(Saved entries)
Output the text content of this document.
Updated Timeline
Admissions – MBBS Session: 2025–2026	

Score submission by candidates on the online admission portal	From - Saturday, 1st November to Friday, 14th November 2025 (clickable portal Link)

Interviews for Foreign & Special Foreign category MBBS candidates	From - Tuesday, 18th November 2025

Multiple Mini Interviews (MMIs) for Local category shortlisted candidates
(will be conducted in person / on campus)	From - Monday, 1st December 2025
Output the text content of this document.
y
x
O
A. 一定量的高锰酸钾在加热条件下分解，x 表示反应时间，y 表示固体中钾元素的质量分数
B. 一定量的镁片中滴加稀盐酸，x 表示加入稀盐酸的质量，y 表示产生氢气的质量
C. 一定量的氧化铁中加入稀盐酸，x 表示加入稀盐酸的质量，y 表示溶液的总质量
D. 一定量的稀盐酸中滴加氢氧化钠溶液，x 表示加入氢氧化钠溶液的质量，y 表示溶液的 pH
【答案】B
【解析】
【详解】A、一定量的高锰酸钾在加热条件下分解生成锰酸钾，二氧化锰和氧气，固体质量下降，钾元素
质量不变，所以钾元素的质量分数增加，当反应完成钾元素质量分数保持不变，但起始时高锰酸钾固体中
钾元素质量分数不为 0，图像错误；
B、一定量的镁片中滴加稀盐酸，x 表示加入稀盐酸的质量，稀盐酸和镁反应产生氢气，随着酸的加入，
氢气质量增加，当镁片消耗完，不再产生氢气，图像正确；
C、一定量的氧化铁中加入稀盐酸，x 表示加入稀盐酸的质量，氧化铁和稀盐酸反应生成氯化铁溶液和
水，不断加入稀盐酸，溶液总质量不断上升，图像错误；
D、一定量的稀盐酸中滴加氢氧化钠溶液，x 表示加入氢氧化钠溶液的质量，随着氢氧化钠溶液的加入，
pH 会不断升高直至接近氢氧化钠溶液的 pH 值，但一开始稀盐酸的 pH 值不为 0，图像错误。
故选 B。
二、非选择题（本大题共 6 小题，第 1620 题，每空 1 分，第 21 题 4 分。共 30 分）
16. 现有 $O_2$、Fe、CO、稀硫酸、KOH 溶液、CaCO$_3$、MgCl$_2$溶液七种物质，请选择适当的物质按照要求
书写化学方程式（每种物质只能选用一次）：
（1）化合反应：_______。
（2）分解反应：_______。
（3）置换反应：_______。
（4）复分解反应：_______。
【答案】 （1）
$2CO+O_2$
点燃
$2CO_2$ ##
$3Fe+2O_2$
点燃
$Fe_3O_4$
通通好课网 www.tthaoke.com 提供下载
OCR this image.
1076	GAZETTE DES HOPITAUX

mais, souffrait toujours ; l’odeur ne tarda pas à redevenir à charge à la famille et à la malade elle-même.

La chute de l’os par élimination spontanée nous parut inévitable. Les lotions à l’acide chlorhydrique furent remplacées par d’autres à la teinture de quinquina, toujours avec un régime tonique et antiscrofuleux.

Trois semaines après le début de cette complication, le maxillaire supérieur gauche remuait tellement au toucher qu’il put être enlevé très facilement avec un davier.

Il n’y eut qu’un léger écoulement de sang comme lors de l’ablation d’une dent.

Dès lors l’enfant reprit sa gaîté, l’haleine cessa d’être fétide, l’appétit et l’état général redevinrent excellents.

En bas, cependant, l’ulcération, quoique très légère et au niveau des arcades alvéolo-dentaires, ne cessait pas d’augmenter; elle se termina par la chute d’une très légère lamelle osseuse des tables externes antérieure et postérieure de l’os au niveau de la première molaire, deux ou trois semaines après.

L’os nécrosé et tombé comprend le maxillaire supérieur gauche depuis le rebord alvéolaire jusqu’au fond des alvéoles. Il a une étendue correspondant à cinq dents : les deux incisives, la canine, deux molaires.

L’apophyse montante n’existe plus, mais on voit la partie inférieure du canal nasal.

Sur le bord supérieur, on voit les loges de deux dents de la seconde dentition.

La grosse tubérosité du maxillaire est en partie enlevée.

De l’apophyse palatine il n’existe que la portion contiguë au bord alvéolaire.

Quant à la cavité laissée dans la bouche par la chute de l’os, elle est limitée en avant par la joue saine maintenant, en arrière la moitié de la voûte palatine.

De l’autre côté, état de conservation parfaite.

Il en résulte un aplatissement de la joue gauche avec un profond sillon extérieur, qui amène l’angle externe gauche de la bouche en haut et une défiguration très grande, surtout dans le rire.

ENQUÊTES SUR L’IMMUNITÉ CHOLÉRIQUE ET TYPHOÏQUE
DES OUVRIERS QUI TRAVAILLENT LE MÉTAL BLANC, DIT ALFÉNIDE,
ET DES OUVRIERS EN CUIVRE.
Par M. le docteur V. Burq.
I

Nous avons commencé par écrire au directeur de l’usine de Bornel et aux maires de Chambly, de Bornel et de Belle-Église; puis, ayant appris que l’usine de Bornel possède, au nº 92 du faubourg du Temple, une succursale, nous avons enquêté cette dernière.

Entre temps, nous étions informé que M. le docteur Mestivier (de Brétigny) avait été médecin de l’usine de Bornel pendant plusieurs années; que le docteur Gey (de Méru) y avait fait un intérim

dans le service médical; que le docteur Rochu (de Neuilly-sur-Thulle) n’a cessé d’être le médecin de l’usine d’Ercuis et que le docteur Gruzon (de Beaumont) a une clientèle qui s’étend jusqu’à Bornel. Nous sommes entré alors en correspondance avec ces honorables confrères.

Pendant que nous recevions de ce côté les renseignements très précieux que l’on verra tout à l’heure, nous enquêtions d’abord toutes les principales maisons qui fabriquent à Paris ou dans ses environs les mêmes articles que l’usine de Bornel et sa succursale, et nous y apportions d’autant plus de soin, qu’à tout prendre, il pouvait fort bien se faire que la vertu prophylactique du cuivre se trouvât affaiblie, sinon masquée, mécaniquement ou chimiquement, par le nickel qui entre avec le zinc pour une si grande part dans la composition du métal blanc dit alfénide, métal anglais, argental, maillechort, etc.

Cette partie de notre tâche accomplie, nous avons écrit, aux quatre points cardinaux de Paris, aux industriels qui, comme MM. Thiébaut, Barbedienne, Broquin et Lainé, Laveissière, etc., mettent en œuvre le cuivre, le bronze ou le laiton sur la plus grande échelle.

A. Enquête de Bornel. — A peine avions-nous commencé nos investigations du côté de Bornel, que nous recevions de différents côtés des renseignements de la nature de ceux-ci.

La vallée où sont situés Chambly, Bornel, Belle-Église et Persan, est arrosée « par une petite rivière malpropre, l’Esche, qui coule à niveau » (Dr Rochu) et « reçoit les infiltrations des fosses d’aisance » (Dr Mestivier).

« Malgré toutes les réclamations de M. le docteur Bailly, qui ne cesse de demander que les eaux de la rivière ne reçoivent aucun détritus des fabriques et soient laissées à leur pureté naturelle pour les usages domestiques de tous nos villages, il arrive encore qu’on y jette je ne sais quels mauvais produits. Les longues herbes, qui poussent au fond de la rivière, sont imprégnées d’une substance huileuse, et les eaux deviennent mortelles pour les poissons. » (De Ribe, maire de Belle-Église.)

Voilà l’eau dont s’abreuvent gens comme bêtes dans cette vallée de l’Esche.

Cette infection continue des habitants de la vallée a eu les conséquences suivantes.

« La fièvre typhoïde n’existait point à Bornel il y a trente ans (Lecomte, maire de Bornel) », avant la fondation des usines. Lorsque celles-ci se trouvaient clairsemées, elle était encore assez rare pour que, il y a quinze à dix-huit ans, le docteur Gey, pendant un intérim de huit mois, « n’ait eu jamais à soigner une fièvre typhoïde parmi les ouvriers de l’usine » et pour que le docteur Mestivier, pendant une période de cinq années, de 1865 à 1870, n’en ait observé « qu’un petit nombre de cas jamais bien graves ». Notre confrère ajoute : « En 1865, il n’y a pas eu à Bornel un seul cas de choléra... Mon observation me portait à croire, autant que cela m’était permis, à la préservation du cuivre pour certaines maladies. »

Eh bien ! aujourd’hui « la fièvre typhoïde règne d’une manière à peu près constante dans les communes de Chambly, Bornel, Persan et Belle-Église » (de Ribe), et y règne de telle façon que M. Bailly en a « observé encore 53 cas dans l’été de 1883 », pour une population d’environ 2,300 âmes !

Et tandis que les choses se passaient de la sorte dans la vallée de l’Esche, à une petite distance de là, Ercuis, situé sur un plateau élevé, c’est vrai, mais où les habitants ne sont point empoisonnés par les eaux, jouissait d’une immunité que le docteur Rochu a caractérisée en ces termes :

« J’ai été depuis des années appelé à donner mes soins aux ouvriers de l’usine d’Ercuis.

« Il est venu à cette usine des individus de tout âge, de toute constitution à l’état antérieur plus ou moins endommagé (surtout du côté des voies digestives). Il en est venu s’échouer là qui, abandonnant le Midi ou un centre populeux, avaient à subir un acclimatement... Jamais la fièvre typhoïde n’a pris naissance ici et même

◆ WRITTEN INSTRUCTION ◆
Give only the number of lines in the material above that hold the word "表示加入氢氧化钠溶液的质量".

◆ ANSWER FOR THE TASK ◆
2